>> Begin Data to process
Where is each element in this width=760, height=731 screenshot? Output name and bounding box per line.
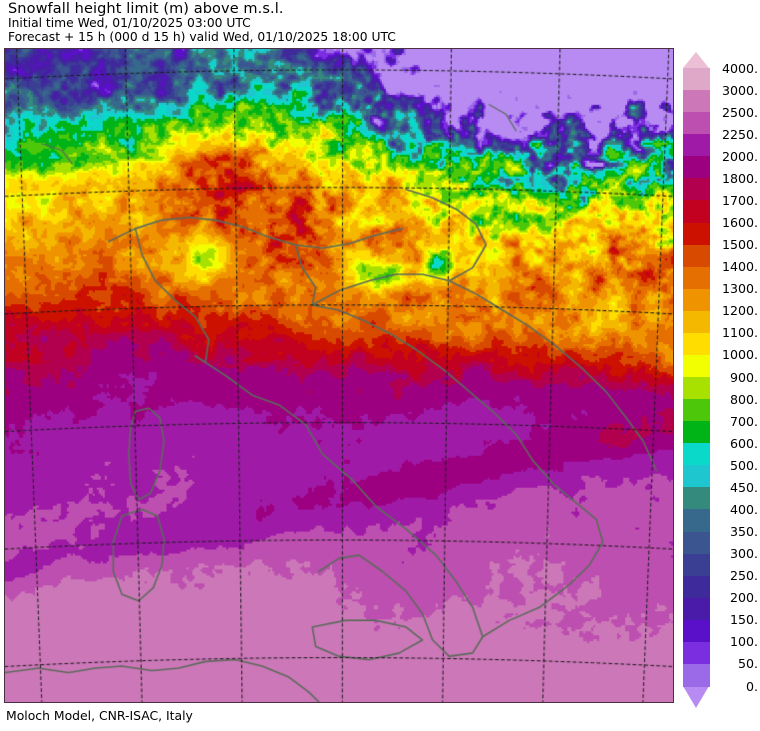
colorbar-band: [683, 487, 710, 510]
colorbar-tick-label: 1800.: [721, 170, 758, 186]
colorbar-tick-label: 250.: [729, 568, 758, 584]
forecast-validity-label: Forecast + 15 h (000 d 15 h) valid Wed, …: [8, 29, 396, 44]
colorbar-band: [683, 531, 710, 555]
colorbar-tick-label: 1500.: [721, 237, 758, 253]
colorbar-tick-label: 2500.: [721, 104, 758, 120]
colorbar-band: [683, 244, 710, 268]
colorbar-band: [683, 200, 710, 224]
colorbar-band: [683, 90, 710, 113]
colorbar-band: [683, 399, 710, 422]
colorbar-tick-label: 2000.: [721, 148, 758, 164]
colorbar-tick-label: 100.: [729, 634, 758, 650]
colorbar-band: [683, 663, 710, 687]
initial-time-label: Initial time Wed, 01/10/2025 03:00 UTC: [8, 16, 251, 30]
colorbar-tick-label: 900.: [729, 369, 758, 385]
colorbar-band: [683, 377, 710, 400]
colorbar-tick-label: 1100.: [721, 325, 758, 341]
model-attribution: Moloch Model, CNR-ISAC, Italy: [6, 708, 193, 723]
colorbar-band: [683, 597, 710, 621]
colorbar-band: [683, 178, 710, 201]
colorbar-band: [683, 354, 710, 378]
colorbar-band: [683, 443, 710, 466]
colorbar-band: [683, 222, 710, 246]
colorbar-tick-label: 600.: [729, 435, 758, 451]
colorbar-band: [683, 509, 710, 533]
colorbar-band: [683, 421, 710, 444]
colorbar-tick-label: 400.: [729, 501, 758, 517]
colorbar-band: [683, 310, 710, 334]
colorbar-band: [683, 266, 710, 290]
colorbar-band: [683, 156, 710, 179]
colorbar-legend: 4000. 3000. 2500. 2250. 2000. 1800. 1700. 1600.…: [676, 52, 758, 712]
colorbar-tick-label: 800.: [729, 391, 758, 407]
colorbar-band: [683, 68, 710, 91]
colorbar-band: [683, 619, 710, 643]
colorbar-band: [683, 553, 710, 577]
colorbar-tick-label: 500.: [729, 457, 758, 473]
colorbar-tick-label: 300.: [729, 546, 758, 562]
colorbar-tick-label: 4000.: [721, 60, 758, 76]
chart-header: Snowfall height limit (m) above m.s.l. I…: [8, 2, 668, 44]
colorbar-band: [683, 112, 710, 135]
colorbar-tick-label: 1200.: [721, 303, 758, 319]
colorbar-tick-label: 350.: [729, 524, 758, 539]
colorbar-tick-labels: 4000. 3000. 2500. 2250. 2000. 1800. 1700. 1600.…: [712, 52, 758, 708]
colorbar-tick-label: 3000.: [721, 82, 758, 98]
colorbar-band: [683, 288, 710, 312]
colorbar-tick-label: 0.: [745, 678, 758, 694]
colorbar-band: [683, 641, 710, 665]
colorbar-tick-label: 150.: [729, 612, 758, 628]
colorbar-tick-label: 700.: [729, 413, 758, 429]
colorbar-tick-label: 2250.: [721, 126, 758, 142]
colorbar-band: [683, 332, 710, 356]
colorbar-band: [683, 465, 710, 488]
colorbar-tick-label: 200.: [729, 590, 758, 606]
colorbar-tick-label: 1300.: [721, 281, 758, 297]
colorbar-gradient[interactable]: [683, 52, 710, 708]
page-title: Snowfall height limit (m) above m.s.l.: [8, 1, 284, 17]
colorbar-tick-label: 50.: [737, 656, 758, 672]
colorbar-over-arrow: [683, 52, 709, 68]
forecast-map-panel[interactable]: [4, 48, 674, 703]
colorbar-tick-label: 1400.: [721, 259, 758, 275]
colorbar-under-arrow: [683, 686, 709, 708]
colorbar-band: [683, 575, 710, 599]
colorbar-tick-label: 1000.: [721, 347, 758, 363]
colorbar-tick-label: 1700.: [721, 192, 758, 208]
colorbar-tick-label: 450.: [729, 479, 758, 495]
snowfall-height-limit-heatmap: [5, 49, 673, 702]
colorbar-tick-label: 1600.: [721, 215, 758, 230]
colorbar-band: [683, 134, 710, 157]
>> End Data to process
» **Exercise objective**
Format the listing above as a numbered list, omitting any blank lines and leaving out the pictures.

» **Solution to the problem**
1. Where is each element in this width=760, height=731 screenshot? Output name and bounding box per line.
2. colorbar-band: [683, 487, 710, 510]
3. colorbar-tick-label: 1800.: [721, 170, 758, 186]
4. colorbar-tick-label: 250.: [729, 568, 758, 584]
5. forecast-validity-label: Forecast + 15 h (000 d 15 h) valid Wed, …: [8, 29, 396, 44]
6. colorbar-band: [683, 531, 710, 555]
7. colorbar-tick-label: 1500.: [721, 237, 758, 253]
8. colorbar-tick-label: 2500.: [721, 104, 758, 120]
9. colorbar-band: [683, 244, 710, 268]
10. colorbar-band: [683, 200, 710, 224]
11. colorbar-band: [683, 90, 710, 113]
12. colorbar-band: [683, 399, 710, 422]
13. colorbar-tick-label: 2000.: [721, 148, 758, 164]
14. colorbar-tick-label: 100.: [729, 634, 758, 650]
15. colorbar-band: [683, 663, 710, 687]
16. initial-time-label: Initial time Wed, 01/10/2025 03:00 UTC: [8, 16, 251, 30]
17. colorbar-tick-label: 900.: [729, 369, 758, 385]
18. colorbar-band: [683, 377, 710, 400]
19. colorbar-tick-label: 1100.: [721, 325, 758, 341]
20. model-attribution: Moloch Model, CNR-ISAC, Italy: [6, 708, 193, 723]
21. colorbar-band: [683, 597, 710, 621]
22. colorbar-band: [683, 178, 710, 201]
23. colorbar-band: [683, 354, 710, 378]
24. colorbar-band: [683, 443, 710, 466]
25. colorbar-band: [683, 222, 710, 246]
26. colorbar-tick-label: 600.: [729, 435, 758, 451]
27. colorbar-band: [683, 509, 710, 533]
28. colorbar-band: [683, 421, 710, 444]
29. colorbar-tick-label: 400.: [729, 501, 758, 517]
30. colorbar-band: [683, 310, 710, 334]
31. colorbar-band: [683, 266, 710, 290]
32. colorbar-band: [683, 156, 710, 179]
33. colorbar-legend: 4000. 3000. 2500. 2250. 2000. 1800. 1700. 1600.…: [676, 52, 758, 712]
34. colorbar-tick-label: 800.: [729, 391, 758, 407]
35. colorbar-band: [683, 68, 710, 91]
36. colorbar-band: [683, 619, 710, 643]
37. colorbar-band: [683, 553, 710, 577]
38. colorbar-tick-label: 500.: [729, 457, 758, 473]
39. colorbar-tick-label: 300.: [729, 546, 758, 562]
40. colorbar-tick-label: 4000.: [721, 60, 758, 76]
41. chart-header: Snowfall height limit (m) above m.s.l. I…: [8, 2, 668, 44]
42. colorbar-band: [683, 112, 710, 135]
43. colorbar-tick-label: 1200.: [721, 303, 758, 319]
44. colorbar-tick-label: 350.: [729, 524, 758, 539]
45. colorbar-tick-labels: 4000. 3000. 2500. 2250. 2000. 1800. 1700. 1600.…: [712, 52, 758, 708]
46. colorbar-tick-label: 3000.: [721, 82, 758, 98]
47. colorbar-band: [683, 288, 710, 312]
48. colorbar-tick-label: 0.: [745, 678, 758, 694]
49. colorbar-band: [683, 641, 710, 665]
50. colorbar-tick-label: 150.: [729, 612, 758, 628]
51. colorbar-tick-label: 700.: [729, 413, 758, 429]
52. colorbar-tick-label: 2250.: [721, 126, 758, 142]
53. colorbar-band: [683, 332, 710, 356]
54. colorbar-band: [683, 465, 710, 488]
55. colorbar-tick-label: 200.: [729, 590, 758, 606]
56. colorbar-tick-label: 1300.: [721, 281, 758, 297]
57. colorbar-gradient[interactable]: [683, 52, 710, 708]
58. page-title: Snowfall height limit (m) above m.s.l.: [8, 1, 284, 17]
59. colorbar-tick-label: 50.: [737, 656, 758, 672]
60. colorbar-over-arrow: [683, 52, 709, 68]
61. forecast-map-panel[interactable]: [4, 48, 674, 703]
62. colorbar-tick-label: 1400.: [721, 259, 758, 275]
63. colorbar-under-arrow: [683, 686, 709, 708]
64. colorbar-band: [683, 575, 710, 599]
65. colorbar-tick-label: 1000.: [721, 347, 758, 363]
66. colorbar-tick-label: 1700.: [721, 192, 758, 208]
67. colorbar-tick-label: 450.: [729, 479, 758, 495]
68. snowfall-height-limit-heatmap: [5, 49, 673, 702]
69. colorbar-tick-label: 1600.: [721, 215, 758, 230]
70. colorbar-band: [683, 134, 710, 157]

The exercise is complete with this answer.